▶ EXERCISE MATERIAL:
_ _ _ _ _
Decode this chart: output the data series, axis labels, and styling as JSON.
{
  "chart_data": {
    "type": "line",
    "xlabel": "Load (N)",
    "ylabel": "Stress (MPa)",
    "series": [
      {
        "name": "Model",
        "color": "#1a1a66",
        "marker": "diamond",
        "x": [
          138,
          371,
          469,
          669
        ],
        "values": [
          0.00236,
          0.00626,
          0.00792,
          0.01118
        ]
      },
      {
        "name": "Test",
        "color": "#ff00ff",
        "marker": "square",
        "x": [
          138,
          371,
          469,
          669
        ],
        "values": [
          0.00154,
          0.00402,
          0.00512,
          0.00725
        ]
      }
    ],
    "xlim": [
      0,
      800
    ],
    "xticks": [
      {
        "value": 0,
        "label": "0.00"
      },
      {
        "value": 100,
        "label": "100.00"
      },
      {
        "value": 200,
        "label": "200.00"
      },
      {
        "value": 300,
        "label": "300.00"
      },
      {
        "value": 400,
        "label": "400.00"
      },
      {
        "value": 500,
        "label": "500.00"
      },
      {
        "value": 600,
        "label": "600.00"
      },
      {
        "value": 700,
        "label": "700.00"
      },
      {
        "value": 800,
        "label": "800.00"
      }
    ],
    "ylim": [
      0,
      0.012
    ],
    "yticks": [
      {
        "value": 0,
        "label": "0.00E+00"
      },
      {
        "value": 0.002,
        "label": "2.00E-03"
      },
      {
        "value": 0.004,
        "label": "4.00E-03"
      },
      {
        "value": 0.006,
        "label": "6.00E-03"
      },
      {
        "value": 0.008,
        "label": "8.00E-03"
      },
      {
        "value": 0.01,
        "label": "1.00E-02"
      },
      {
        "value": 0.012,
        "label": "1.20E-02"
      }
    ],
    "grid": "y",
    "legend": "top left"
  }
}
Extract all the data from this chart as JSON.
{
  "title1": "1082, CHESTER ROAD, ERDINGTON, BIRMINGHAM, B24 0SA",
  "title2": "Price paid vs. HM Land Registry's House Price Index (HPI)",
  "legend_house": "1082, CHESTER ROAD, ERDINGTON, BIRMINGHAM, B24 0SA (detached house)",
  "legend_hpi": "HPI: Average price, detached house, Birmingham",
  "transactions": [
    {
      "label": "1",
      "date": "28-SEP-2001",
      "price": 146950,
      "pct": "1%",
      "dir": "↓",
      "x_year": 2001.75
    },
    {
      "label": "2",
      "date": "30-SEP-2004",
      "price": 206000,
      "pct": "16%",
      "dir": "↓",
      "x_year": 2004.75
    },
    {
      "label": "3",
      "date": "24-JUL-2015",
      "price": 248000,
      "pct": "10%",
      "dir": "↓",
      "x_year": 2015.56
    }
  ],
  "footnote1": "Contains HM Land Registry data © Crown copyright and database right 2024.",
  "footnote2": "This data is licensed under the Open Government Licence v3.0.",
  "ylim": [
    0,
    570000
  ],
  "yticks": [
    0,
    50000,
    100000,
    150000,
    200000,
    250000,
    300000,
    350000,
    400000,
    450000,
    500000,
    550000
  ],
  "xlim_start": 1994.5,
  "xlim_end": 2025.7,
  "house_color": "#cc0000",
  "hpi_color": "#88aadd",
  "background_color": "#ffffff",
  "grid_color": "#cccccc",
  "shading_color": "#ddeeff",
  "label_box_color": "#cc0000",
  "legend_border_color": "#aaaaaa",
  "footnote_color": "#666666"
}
_ _ _ _ _
▶ PROBLEM:
Note how many lines in the material hold the word "JSON", and give that number with nothing added.

▶ EXERCISE RESPONSE:
2